What you should do
How many lines in the records below contain the word "JSON"? Answer with the number alone.

Records to use

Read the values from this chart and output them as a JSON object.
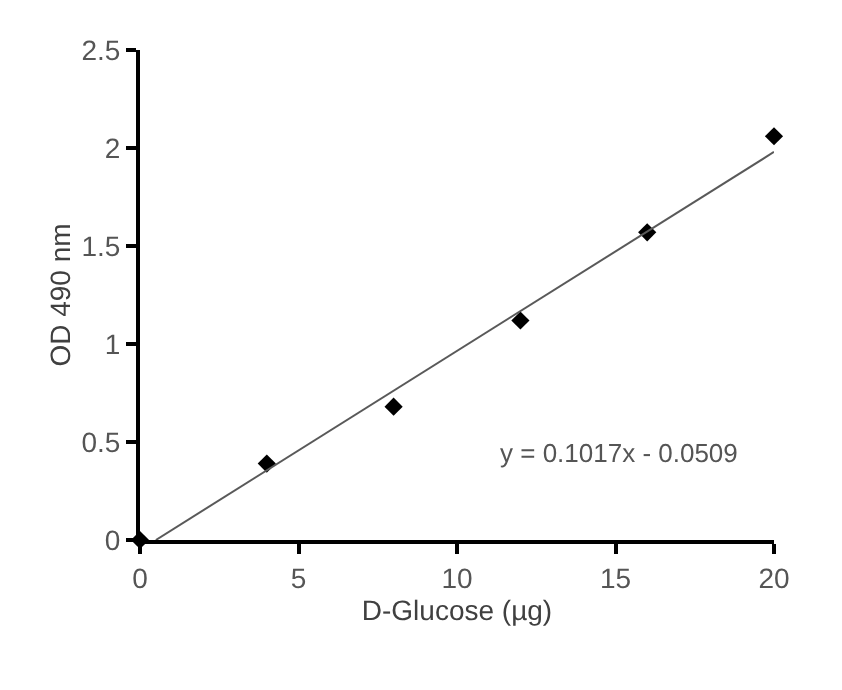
{
  "chart_data": {
    "type": "scatter",
    "xlabel": "D-Glucose (µg)",
    "ylabel": "OD 490 nm",
    "xlim": [
      0,
      20
    ],
    "ylim": [
      0,
      2.5
    ],
    "xticks": [
      0,
      5,
      10,
      15,
      20
    ],
    "yticks": [
      0,
      0.5,
      1,
      1.5,
      2,
      2.5
    ],
    "series": [
      {
        "color": "#000000",
        "marker": "diamond",
        "x": [
          0,
          4,
          8,
          12,
          16,
          20
        ],
        "values": [
          0,
          0.39,
          0.68,
          1.12,
          1.57,
          2.06
        ]
      },
      {
        "type": "line",
        "marker": "none",
        "color": "#595959",
        "x": [
          0.5,
          20
        ],
        "values": [
          0,
          1.98
        ]
      }
    ],
    "annotations": [
      "y = 0.1017x - 0.0509"
    ]
  }
}
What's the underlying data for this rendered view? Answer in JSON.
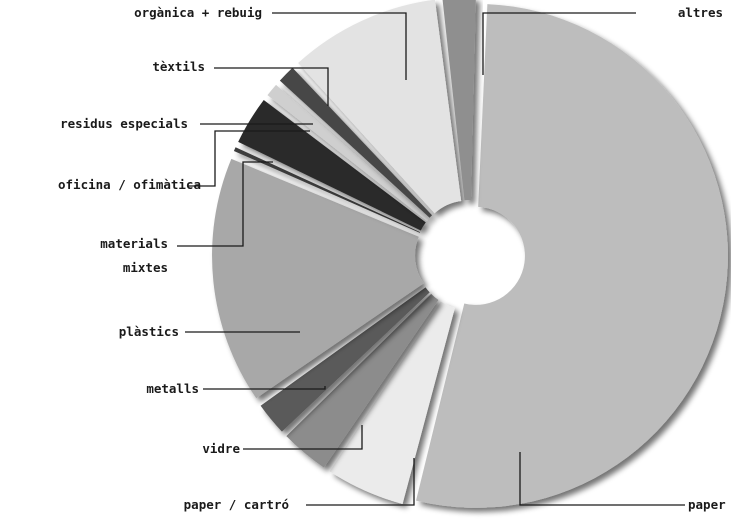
{
  "chart_data": {
    "type": "pie",
    "title": "",
    "categories": [
      "paper",
      "paper / cartró",
      "vidre",
      "metalls",
      "plàstics",
      "materials mixtes",
      "oficina / ofimàtica",
      "residus especials",
      "tèxtils",
      "orgànica + rebuig",
      "altres"
    ],
    "label_lines": [
      [
        "paper"
      ],
      [
        "paper / cartró"
      ],
      [
        "vidre"
      ],
      [
        "metalls"
      ],
      [
        "plàstics"
      ],
      [
        "materials",
        "mixtes"
      ],
      [
        "oficina / ofimàtica"
      ],
      [
        "residus especials"
      ],
      [
        "tèxtils"
      ],
      [
        "orgànica + rebuig"
      ],
      [
        "altres"
      ]
    ],
    "values": [
      54.5,
      5.5,
      3.5,
      2.5,
      16.5,
      0.6,
      3.5,
      1.2,
      1.5,
      10.2,
      2.5
    ],
    "colors": [
      "#bdbdbd",
      "#ebebeb",
      "#8c8c8c",
      "#5a5a5a",
      "#a8a8a8",
      "#3c3c3c",
      "#2a2a2a",
      "#cfcfcf",
      "#474747",
      "#e3e3e3",
      "#8f8f8f"
    ],
    "legend": "none",
    "chart_style": "exploded donut with leader-line labels"
  }
}
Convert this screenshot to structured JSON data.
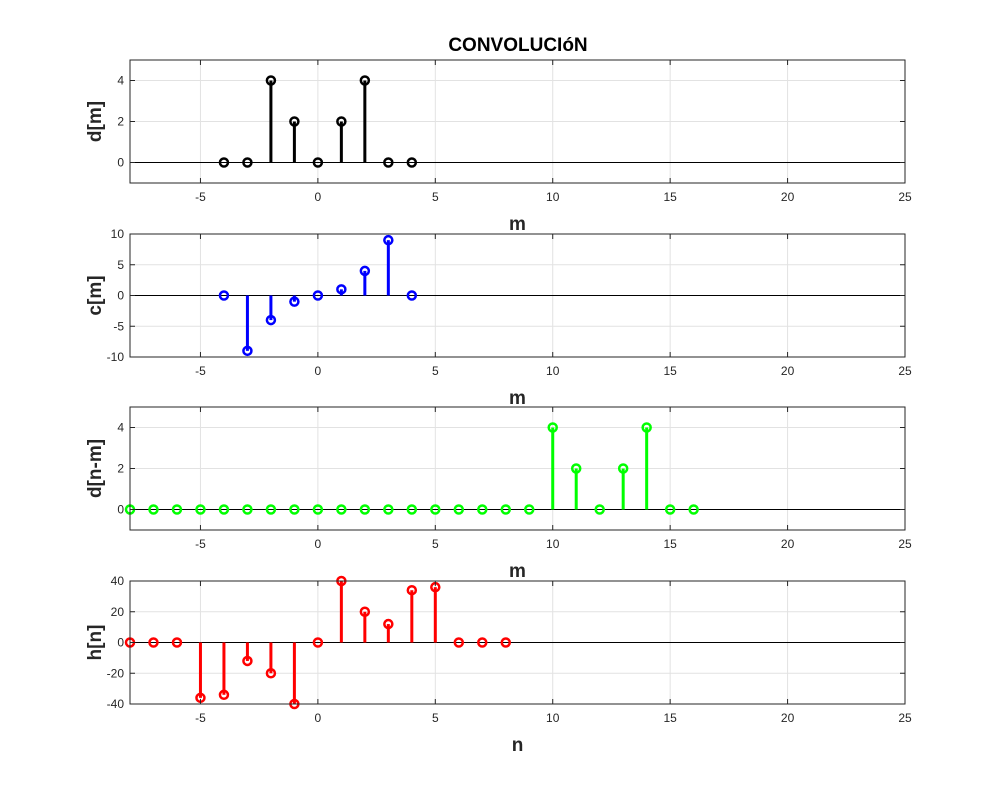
{
  "title": "CONVOLUCIóN",
  "chart_data": [
    {
      "type": "stem",
      "xlabel": "m",
      "ylabel": "d[m]",
      "color": "#000000",
      "xlim": [
        -8,
        25
      ],
      "ylim": [
        -1,
        5
      ],
      "xticks": [
        -5,
        0,
        5,
        10,
        15,
        20,
        25
      ],
      "yticks": [
        0,
        2,
        4
      ],
      "x": [
        -4,
        -3,
        -2,
        -1,
        0,
        1,
        2,
        3,
        4
      ],
      "y": [
        0,
        0,
        4,
        2,
        0,
        2,
        4,
        0,
        0
      ]
    },
    {
      "type": "stem",
      "xlabel": "m",
      "ylabel": "c[m]",
      "color": "#0000ff",
      "xlim": [
        -8,
        25
      ],
      "ylim": [
        -10,
        10
      ],
      "xticks": [
        -5,
        0,
        5,
        10,
        15,
        20,
        25
      ],
      "yticks": [
        -10,
        -5,
        0,
        5,
        10
      ],
      "x": [
        -4,
        -3,
        -2,
        -1,
        0,
        1,
        2,
        3,
        4
      ],
      "y": [
        0,
        -9,
        -4,
        -1,
        0,
        1,
        4,
        9,
        0
      ]
    },
    {
      "type": "stem",
      "xlabel": "m",
      "ylabel": "d[n-m]",
      "color": "#00ff00",
      "xlim": [
        -8,
        25
      ],
      "ylim": [
        -1,
        5
      ],
      "xticks": [
        -5,
        0,
        5,
        10,
        15,
        20,
        25
      ],
      "yticks": [
        0,
        2,
        4
      ],
      "x": [
        -8,
        -7,
        -6,
        -5,
        -4,
        -3,
        -2,
        -1,
        0,
        1,
        2,
        3,
        4,
        5,
        6,
        7,
        8,
        9,
        10,
        11,
        12,
        13,
        14,
        15,
        16
      ],
      "y": [
        0,
        0,
        0,
        0,
        0,
        0,
        0,
        0,
        0,
        0,
        0,
        0,
        0,
        0,
        0,
        0,
        0,
        0,
        4,
        2,
        0,
        2,
        4,
        0,
        0
      ]
    },
    {
      "type": "stem",
      "xlabel": "n",
      "ylabel": "h[n]",
      "color": "#ff0000",
      "xlim": [
        -8,
        25
      ],
      "ylim": [
        -40,
        40
      ],
      "xticks": [
        -5,
        0,
        5,
        10,
        15,
        20,
        25
      ],
      "yticks": [
        -40,
        -20,
        0,
        20,
        40
      ],
      "x": [
        -8,
        -7,
        -6,
        -5,
        -4,
        -3,
        -2,
        -1,
        0,
        1,
        2,
        3,
        4,
        5,
        6,
        7,
        8
      ],
      "y": [
        0,
        0,
        0,
        -36,
        -34,
        -12,
        -20,
        -40,
        0,
        40,
        20,
        12,
        34,
        36,
        0,
        0,
        0
      ]
    }
  ]
}
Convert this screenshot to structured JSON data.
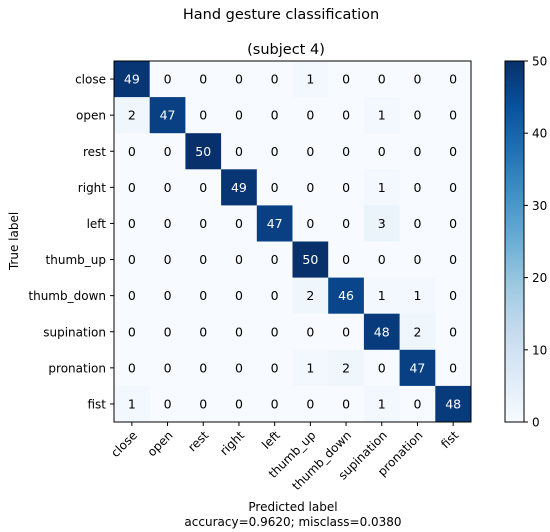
{
  "chart_data": {
    "type": "heatmap",
    "title": "Hand gesture classification",
    "subtitle": "(subject 4)",
    "xlabel": "Predicted label",
    "xlabel_note": "accuracy=0.9620; misclass=0.0380",
    "ylabel": "True label",
    "row_labels": [
      "close",
      "open",
      "rest",
      "right",
      "left",
      "thumb_up",
      "thumb_down",
      "supination",
      "pronation",
      "fist"
    ],
    "col_labels": [
      "close",
      "open",
      "rest",
      "right",
      "left",
      "thumb_up",
      "thumb_down",
      "supination",
      "pronation",
      "fist"
    ],
    "values": [
      [
        49,
        0,
        0,
        0,
        0,
        1,
        0,
        0,
        0,
        0
      ],
      [
        2,
        47,
        0,
        0,
        0,
        0,
        0,
        1,
        0,
        0
      ],
      [
        0,
        0,
        50,
        0,
        0,
        0,
        0,
        0,
        0,
        0
      ],
      [
        0,
        0,
        0,
        49,
        0,
        0,
        0,
        1,
        0,
        0
      ],
      [
        0,
        0,
        0,
        0,
        47,
        0,
        0,
        3,
        0,
        0
      ],
      [
        0,
        0,
        0,
        0,
        0,
        50,
        0,
        0,
        0,
        0
      ],
      [
        0,
        0,
        0,
        0,
        0,
        2,
        46,
        1,
        1,
        0
      ],
      [
        0,
        0,
        0,
        0,
        0,
        0,
        0,
        48,
        2,
        0
      ],
      [
        0,
        0,
        0,
        0,
        0,
        1,
        2,
        0,
        47,
        0
      ],
      [
        1,
        0,
        0,
        0,
        0,
        0,
        0,
        1,
        0,
        48
      ]
    ],
    "colormap": "Blues",
    "vmin": 0,
    "vmax": 50,
    "colorbar_ticks": [
      0,
      10,
      20,
      30,
      40,
      50
    ],
    "text_colors": {
      "light": "#ffffff",
      "dark": "#000000"
    }
  }
}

Result for this exercise
4